* **EXERCISE BRIEF**: Repeat the whole listing exactly.

[Rows from a figure dataset]
--*--
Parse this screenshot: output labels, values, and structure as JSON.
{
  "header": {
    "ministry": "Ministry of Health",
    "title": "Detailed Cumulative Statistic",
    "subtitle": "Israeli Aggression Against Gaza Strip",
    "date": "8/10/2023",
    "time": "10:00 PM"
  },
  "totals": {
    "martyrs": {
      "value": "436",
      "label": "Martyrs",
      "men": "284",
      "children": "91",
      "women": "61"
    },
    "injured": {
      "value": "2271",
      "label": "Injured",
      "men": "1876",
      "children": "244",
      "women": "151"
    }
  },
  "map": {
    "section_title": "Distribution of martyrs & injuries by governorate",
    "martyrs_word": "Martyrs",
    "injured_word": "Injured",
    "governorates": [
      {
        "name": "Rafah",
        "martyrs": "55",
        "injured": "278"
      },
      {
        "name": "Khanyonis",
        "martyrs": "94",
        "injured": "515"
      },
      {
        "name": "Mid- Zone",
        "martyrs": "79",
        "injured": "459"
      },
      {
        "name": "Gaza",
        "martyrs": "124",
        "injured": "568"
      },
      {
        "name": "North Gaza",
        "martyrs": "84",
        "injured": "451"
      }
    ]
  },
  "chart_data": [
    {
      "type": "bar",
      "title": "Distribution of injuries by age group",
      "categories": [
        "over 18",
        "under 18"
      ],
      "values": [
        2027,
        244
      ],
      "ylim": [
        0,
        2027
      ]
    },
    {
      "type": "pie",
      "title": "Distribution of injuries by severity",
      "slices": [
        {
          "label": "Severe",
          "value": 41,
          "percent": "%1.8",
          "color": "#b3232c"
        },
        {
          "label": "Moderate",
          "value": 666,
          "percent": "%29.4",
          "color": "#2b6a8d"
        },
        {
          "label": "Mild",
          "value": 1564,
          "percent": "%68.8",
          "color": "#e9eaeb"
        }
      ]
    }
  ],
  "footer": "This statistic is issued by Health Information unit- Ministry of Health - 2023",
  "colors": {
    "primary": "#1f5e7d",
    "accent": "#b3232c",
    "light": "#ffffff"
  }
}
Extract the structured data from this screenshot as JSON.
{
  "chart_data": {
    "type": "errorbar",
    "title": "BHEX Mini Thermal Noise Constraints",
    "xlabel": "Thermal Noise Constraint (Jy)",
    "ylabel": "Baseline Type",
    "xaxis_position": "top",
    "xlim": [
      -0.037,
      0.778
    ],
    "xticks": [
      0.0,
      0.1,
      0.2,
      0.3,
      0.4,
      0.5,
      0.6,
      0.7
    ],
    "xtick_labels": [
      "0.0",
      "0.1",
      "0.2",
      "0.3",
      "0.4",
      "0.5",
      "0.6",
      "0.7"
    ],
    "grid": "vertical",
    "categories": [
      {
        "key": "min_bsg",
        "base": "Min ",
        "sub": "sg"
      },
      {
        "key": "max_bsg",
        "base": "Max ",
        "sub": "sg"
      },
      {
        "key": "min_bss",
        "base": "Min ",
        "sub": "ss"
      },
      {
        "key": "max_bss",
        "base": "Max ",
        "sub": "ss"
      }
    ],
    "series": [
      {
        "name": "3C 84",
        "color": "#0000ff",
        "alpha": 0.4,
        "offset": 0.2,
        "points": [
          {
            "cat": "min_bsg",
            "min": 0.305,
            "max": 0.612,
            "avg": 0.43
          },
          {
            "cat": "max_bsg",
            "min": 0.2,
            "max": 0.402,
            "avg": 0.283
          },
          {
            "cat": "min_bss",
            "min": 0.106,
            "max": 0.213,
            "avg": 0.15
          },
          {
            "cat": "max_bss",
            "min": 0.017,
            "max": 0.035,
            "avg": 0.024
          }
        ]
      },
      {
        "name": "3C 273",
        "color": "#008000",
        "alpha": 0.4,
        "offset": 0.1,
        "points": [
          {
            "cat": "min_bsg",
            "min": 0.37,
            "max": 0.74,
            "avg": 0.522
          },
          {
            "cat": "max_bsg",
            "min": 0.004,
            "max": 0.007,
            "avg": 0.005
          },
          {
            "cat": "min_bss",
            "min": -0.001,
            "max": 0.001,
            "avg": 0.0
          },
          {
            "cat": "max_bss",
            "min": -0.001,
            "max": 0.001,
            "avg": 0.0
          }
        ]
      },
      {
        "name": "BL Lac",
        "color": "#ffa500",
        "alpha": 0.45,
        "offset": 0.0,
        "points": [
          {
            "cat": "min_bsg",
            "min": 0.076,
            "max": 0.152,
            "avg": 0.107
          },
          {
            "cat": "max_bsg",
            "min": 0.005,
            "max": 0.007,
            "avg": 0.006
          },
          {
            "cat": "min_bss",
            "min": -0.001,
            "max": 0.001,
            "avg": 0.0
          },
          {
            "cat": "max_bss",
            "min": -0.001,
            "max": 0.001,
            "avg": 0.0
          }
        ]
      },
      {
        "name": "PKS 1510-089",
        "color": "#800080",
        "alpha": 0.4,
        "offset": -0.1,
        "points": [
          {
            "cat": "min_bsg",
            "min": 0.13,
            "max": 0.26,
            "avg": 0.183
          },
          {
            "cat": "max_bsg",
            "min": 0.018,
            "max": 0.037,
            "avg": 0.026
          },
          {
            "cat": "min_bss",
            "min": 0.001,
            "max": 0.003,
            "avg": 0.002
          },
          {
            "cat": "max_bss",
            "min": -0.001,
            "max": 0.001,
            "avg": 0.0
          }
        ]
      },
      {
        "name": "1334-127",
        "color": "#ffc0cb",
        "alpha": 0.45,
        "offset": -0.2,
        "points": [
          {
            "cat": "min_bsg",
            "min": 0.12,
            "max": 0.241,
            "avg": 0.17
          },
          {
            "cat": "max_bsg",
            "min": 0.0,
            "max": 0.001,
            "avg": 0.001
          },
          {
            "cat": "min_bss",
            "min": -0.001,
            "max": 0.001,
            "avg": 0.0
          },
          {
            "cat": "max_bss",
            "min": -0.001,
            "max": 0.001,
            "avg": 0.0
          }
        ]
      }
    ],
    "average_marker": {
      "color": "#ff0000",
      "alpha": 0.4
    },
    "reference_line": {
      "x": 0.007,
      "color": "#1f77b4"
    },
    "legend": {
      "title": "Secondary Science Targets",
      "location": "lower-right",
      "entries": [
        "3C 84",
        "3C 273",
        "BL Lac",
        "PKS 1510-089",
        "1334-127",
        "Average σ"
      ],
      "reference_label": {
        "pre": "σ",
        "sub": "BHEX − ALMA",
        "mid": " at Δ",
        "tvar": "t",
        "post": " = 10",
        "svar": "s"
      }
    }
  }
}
--*--
* **RESPONSE TO THE EXERCISE**:
Parse this screenshot: output labels, values, and structure as JSON.
{
  "header": {
    "ministry": "Ministry of Health",
    "title": "Detailed Cumulative Statistic",
    "subtitle": "Israeli Aggression Against Gaza Strip",
    "date": "8/10/2023",
    "time": "10:00 PM"
  },
  "totals": {
    "martyrs": {
      "value": "436",
      "label": "Martyrs",
      "men": "284",
      "children": "91",
      "women": "61"
    },
    "injured": {
      "value": "2271",
      "label": "Injured",
      "men": "1876",
      "children": "244",
      "women": "151"
    }
  },
  "map": {
    "section_title": "Distribution of martyrs & injuries by governorate",
    "martyrs_word": "Martyrs",
    "injured_word": "Injured",
    "governorates": [
      {
        "name": "Rafah",
        "martyrs": "55",
        "injured": "278"
      },
      {
        "name": "Khanyonis",
        "martyrs": "94",
        "injured": "515"
      },
      {
        "name": "Mid- Zone",
        "martyrs": "79",
        "injured": "459"
      },
      {
        "name": "Gaza",
        "martyrs": "124",
        "injured": "568"
      },
      {
        "name": "North Gaza",
        "martyrs": "84",
        "injured": "451"
      }
    ]
  },
  "chart_data": [
    {
      "type": "bar",
      "title": "Distribution of injuries by age group",
      "categories": [
        "over 18",
        "under 18"
      ],
      "values": [
        2027,
        244
      ],
      "ylim": [
        0,
        2027
      ]
    },
    {
      "type": "pie",
      "title": "Distribution of injuries by severity",
      "slices": [
        {
          "label": "Severe",
          "value": 41,
          "percent": "%1.8",
          "color": "#b3232c"
        },
        {
          "label": "Moderate",
          "value": 666,
          "percent": "%29.4",
          "color": "#2b6a8d"
        },
        {
          "label": "Mild",
          "value": 1564,
          "percent": "%68.8",
          "color": "#e9eaeb"
        }
      ]
    }
  ],
  "footer": "This statistic is issued by Health Information unit- Ministry of Health - 2023",
  "colors": {
    "primary": "#1f5e7d",
    "accent": "#b3232c",
    "light": "#ffffff"
  }
}
Extract the structured data from this screenshot as JSON.
{
  "chart_data": {
    "type": "errorbar",
    "title": "BHEX Mini Thermal Noise Constraints",
    "xlabel": "Thermal Noise Constraint (Jy)",
    "ylabel": "Baseline Type",
    "xaxis_position": "top",
    "xlim": [
      -0.037,
      0.778
    ],
    "xticks": [
      0.0,
      0.1,
      0.2,
      0.3,
      0.4,
      0.5,
      0.6,
      0.7
    ],
    "xtick_labels": [
      "0.0",
      "0.1",
      "0.2",
      "0.3",
      "0.4",
      "0.5",
      "0.6",
      "0.7"
    ],
    "grid": "vertical",
    "categories": [
      {
        "key": "min_bsg",
        "base": "Min ",
        "sub": "sg"
      },
      {
        "key": "max_bsg",
        "base": "Max ",
        "sub": "sg"
      },
      {
        "key": "min_bss",
        "base": "Min ",
        "sub": "ss"
      },
      {
        "key": "max_bss",
        "base": "Max ",
        "sub": "ss"
      }
    ],
    "series": [
      {
        "name": "3C 84",
        "color": "#0000ff",
        "alpha": 0.4,
        "offset": 0.2,
        "points": [
          {
            "cat": "min_bsg",
            "min": 0.305,
            "max": 0.612,
            "avg": 0.43
          },
          {
            "cat": "max_bsg",
            "min": 0.2,
            "max": 0.402,
            "avg": 0.283
          },
          {
            "cat": "min_bss",
            "min": 0.106,
            "max": 0.213,
            "avg": 0.15
          },
          {
            "cat": "max_bss",
            "min": 0.017,
            "max": 0.035,
            "avg": 0.024
          }
        ]
      },
      {
        "name": "3C 273",
        "color": "#008000",
        "alpha": 0.4,
        "offset": 0.1,
        "points": [
          {
            "cat": "min_bsg",
            "min": 0.37,
            "max": 0.74,
            "avg": 0.522
          },
          {
            "cat": "max_bsg",
            "min": 0.004,
            "max": 0.007,
            "avg": 0.005
          },
          {
            "cat": "min_bss",
            "min": -0.001,
            "max": 0.001,
            "avg": 0.0
          },
          {
            "cat": "max_bss",
            "min": -0.001,
            "max": 0.001,
            "avg": 0.0
          }
        ]
      },
      {
        "name": "BL Lac",
        "color": "#ffa500",
        "alpha": 0.45,
        "offset": 0.0,
        "points": [
          {
            "cat": "min_bsg",
            "min": 0.076,
            "max": 0.152,
            "avg": 0.107
          },
          {
            "cat": "max_bsg",
            "min": 0.005,
            "max": 0.007,
            "avg": 0.006
          },
          {
            "cat": "min_bss",
            "min": -0.001,
            "max": 0.001,
            "avg": 0.0
          },
          {
            "cat": "max_bss",
            "min": -0.001,
            "max": 0.001,
            "avg": 0.0
          }
        ]
      },
      {
        "name": "PKS 1510-089",
        "color": "#800080",
        "alpha": 0.4,
        "offset": -0.1,
        "points": [
          {
            "cat": "min_bsg",
            "min": 0.13,
            "max": 0.26,
            "avg": 0.183
          },
          {
            "cat": "max_bsg",
            "min": 0.018,
            "max": 0.037,
            "avg": 0.026
          },
          {
            "cat": "min_bss",
            "min": 0.001,
            "max": 0.003,
            "avg": 0.002
          },
          {
            "cat": "max_bss",
            "min": -0.001,
            "max": 0.001,
            "avg": 0.0
          }
        ]
      },
      {
        "name": "1334-127",
        "color": "#ffc0cb",
        "alpha": 0.45,
        "offset": -0.2,
        "points": [
          {
            "cat": "min_bsg",
            "min": 0.12,
            "max": 0.241,
            "avg": 0.17
          },
          {
            "cat": "max_bsg",
            "min": 0.0,
            "max": 0.001,
            "avg": 0.001
          },
          {
            "cat": "min_bss",
            "min": -0.001,
            "max": 0.001,
            "avg": 0.0
          },
          {
            "cat": "max_bss",
            "min": -0.001,
            "max": 0.001,
            "avg": 0.0
          }
        ]
      }
    ],
    "average_marker": {
      "color": "#ff0000",
      "alpha": 0.4
    },
    "reference_line": {
      "x": 0.007,
      "color": "#1f77b4"
    },
    "legend": {
      "title": "Secondary Science Targets",
      "location": "lower-right",
      "entries": [
        "3C 84",
        "3C 273",
        "BL Lac",
        "PKS 1510-089",
        "1334-127",
        "Average σ"
      ],
      "reference_label": {
        "pre": "σ",
        "sub": "BHEX − ALMA",
        "mid": " at Δ",
        "tvar": "t",
        "post": " = 10",
        "svar": "s"
      }
    }
  }
}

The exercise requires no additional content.